-- Begin --

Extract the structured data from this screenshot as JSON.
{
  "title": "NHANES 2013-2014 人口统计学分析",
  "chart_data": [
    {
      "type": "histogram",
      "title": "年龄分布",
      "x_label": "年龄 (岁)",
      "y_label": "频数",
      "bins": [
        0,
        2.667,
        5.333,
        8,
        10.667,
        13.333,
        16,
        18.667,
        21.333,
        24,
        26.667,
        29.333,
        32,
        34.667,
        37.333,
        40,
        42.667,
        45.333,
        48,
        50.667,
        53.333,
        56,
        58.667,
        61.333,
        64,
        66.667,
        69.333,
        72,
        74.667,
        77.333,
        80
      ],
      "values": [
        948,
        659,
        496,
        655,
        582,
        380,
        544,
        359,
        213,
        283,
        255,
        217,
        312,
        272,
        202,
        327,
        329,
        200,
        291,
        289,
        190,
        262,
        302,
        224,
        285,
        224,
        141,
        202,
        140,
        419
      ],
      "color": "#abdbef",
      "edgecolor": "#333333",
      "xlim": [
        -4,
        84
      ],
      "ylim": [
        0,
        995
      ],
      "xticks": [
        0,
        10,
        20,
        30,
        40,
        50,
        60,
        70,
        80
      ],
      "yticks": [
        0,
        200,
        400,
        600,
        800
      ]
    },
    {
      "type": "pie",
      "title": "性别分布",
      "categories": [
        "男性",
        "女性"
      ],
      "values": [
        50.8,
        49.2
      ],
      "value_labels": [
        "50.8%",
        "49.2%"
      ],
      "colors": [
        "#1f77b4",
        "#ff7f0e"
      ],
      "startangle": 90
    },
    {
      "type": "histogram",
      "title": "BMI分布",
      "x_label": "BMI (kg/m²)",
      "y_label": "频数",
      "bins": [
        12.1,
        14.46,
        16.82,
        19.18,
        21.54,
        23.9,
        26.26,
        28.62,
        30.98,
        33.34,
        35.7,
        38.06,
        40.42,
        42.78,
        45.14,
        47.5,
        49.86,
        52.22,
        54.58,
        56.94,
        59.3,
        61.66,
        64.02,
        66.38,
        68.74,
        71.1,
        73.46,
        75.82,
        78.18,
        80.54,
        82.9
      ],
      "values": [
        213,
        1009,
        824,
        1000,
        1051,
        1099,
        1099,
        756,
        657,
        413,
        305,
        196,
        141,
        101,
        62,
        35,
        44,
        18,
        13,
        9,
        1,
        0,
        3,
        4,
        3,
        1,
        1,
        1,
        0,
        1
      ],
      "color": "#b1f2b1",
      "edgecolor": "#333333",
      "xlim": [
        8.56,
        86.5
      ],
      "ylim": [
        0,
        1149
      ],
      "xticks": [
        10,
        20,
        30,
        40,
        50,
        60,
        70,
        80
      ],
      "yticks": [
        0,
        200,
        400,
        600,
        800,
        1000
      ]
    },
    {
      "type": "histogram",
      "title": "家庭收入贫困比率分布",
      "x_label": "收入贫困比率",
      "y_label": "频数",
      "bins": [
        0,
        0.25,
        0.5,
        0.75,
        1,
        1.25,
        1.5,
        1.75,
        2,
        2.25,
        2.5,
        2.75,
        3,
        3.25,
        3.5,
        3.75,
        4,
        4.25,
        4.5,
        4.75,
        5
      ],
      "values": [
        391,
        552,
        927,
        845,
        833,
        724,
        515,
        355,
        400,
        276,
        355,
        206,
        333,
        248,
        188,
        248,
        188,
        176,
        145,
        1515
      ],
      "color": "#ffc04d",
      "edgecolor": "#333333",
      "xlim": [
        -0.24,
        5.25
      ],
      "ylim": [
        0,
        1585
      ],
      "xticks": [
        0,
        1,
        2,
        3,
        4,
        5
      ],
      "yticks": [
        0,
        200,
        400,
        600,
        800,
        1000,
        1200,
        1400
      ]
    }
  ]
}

-- End --

■ **Exercise description**
Produce an exact copy of every entry above.

■ **Correct response**
Extract the structured data from this screenshot as JSON.
{
  "title": "NHANES 2013-2014 人口统计学分析",
  "chart_data": [
    {
      "type": "histogram",
      "title": "年龄分布",
      "x_label": "年龄 (岁)",
      "y_label": "频数",
      "bins": [
        0,
        2.667,
        5.333,
        8,
        10.667,
        13.333,
        16,
        18.667,
        21.333,
        24,
        26.667,
        29.333,
        32,
        34.667,
        37.333,
        40,
        42.667,
        45.333,
        48,
        50.667,
        53.333,
        56,
        58.667,
        61.333,
        64,
        66.667,
        69.333,
        72,
        74.667,
        77.333,
        80
      ],
      "values": [
        948,
        659,
        496,
        655,
        582,
        380,
        544,
        359,
        213,
        283,
        255,
        217,
        312,
        272,
        202,
        327,
        329,
        200,
        291,
        289,
        190,
        262,
        302,
        224,
        285,
        224,
        141,
        202,
        140,
        419
      ],
      "color": "#abdbef",
      "edgecolor": "#333333",
      "xlim": [
        -4,
        84
      ],
      "ylim": [
        0,
        995
      ],
      "xticks": [
        0,
        10,
        20,
        30,
        40,
        50,
        60,
        70,
        80
      ],
      "yticks": [
        0,
        200,
        400,
        600,
        800
      ]
    },
    {
      "type": "pie",
      "title": "性别分布",
      "categories": [
        "男性",
        "女性"
      ],
      "values": [
        50.8,
        49.2
      ],
      "value_labels": [
        "50.8%",
        "49.2%"
      ],
      "colors": [
        "#1f77b4",
        "#ff7f0e"
      ],
      "startangle": 90
    },
    {
      "type": "histogram",
      "title": "BMI分布",
      "x_label": "BMI (kg/m²)",
      "y_label": "频数",
      "bins": [
        12.1,
        14.46,
        16.82,
        19.18,
        21.54,
        23.9,
        26.26,
        28.62,
        30.98,
        33.34,
        35.7,
        38.06,
        40.42,
        42.78,
        45.14,
        47.5,
        49.86,
        52.22,
        54.58,
        56.94,
        59.3,
        61.66,
        64.02,
        66.38,
        68.74,
        71.1,
        73.46,
        75.82,
        78.18,
        80.54,
        82.9
      ],
      "values": [
        213,
        1009,
        824,
        1000,
        1051,
        1099,
        1099,
        756,
        657,
        413,
        305,
        196,
        141,
        101,
        62,
        35,
        44,
        18,
        13,
        9,
        1,
        0,
        3,
        4,
        3,
        1,
        1,
        1,
        0,
        1
      ],
      "color": "#b1f2b1",
      "edgecolor": "#333333",
      "xlim": [
        8.56,
        86.5
      ],
      "ylim": [
        0,
        1149
      ],
      "xticks": [
        10,
        20,
        30,
        40,
        50,
        60,
        70,
        80
      ],
      "yticks": [
        0,
        200,
        400,
        600,
        800,
        1000
      ]
    },
    {
      "type": "histogram",
      "title": "家庭收入贫困比率分布",
      "x_label": "收入贫困比率",
      "y_label": "频数",
      "bins": [
        0,
        0.25,
        0.5,
        0.75,
        1,
        1.25,
        1.5,
        1.75,
        2,
        2.25,
        2.5,
        2.75,
        3,
        3.25,
        3.5,
        3.75,
        4,
        4.25,
        4.5,
        4.75,
        5
      ],
      "values": [
        391,
        552,
        927,
        845,
        833,
        724,
        515,
        355,
        400,
        276,
        355,
        206,
        333,
        248,
        188,
        248,
        188,
        176,
        145,
        1515
      ],
      "color": "#ffc04d",
      "edgecolor": "#333333",
      "xlim": [
        -0.24,
        5.25
      ],
      "ylim": [
        0,
        1585
      ],
      "xticks": [
        0,
        1,
        2,
        3,
        4,
        5
      ],
      "yticks": [
        0,
        200,
        400,
        600,
        800,
        1000,
        1200,
        1400
      ]
    }
  ]
}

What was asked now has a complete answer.